## START Material supplied
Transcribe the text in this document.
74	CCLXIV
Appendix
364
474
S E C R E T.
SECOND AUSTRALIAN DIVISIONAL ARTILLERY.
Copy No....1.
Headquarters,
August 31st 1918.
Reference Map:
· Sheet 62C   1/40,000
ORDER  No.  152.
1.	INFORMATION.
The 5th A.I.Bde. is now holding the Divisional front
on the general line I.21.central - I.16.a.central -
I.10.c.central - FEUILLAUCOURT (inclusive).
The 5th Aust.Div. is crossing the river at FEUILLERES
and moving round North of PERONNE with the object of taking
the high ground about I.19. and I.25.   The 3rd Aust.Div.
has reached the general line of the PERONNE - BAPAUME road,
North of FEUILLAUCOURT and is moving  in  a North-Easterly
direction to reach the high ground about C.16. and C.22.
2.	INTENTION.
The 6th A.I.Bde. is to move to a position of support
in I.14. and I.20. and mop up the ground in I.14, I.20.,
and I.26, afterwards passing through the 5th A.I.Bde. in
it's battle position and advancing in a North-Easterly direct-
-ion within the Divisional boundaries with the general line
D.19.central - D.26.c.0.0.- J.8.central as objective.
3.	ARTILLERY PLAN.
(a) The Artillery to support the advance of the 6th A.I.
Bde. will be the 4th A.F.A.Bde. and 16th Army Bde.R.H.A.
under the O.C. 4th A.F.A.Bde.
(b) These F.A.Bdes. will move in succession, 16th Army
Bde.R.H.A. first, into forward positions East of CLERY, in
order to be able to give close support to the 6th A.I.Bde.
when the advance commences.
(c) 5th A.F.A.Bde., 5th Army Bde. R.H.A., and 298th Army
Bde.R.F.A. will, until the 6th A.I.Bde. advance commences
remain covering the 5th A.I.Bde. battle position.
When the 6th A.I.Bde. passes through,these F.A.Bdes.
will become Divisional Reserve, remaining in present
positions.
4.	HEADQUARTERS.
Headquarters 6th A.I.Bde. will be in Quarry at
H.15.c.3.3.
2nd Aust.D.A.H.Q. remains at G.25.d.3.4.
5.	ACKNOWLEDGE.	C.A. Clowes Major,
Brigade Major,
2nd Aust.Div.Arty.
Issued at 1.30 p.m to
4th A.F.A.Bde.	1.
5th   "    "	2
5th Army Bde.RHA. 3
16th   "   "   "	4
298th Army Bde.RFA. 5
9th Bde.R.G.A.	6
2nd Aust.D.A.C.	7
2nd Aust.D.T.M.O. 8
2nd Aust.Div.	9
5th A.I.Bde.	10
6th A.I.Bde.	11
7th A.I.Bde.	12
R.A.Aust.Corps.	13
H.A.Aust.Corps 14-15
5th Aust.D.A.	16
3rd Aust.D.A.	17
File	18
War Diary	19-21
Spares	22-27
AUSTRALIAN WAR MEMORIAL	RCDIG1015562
## END Material supplied
** Task instructions **
In the records above, find each line with the word "battle" and copy it.

** Full output **
it's battle position and advancing in a North-Easterly direct-
remain covering the 5th A.I.Bde. battle position.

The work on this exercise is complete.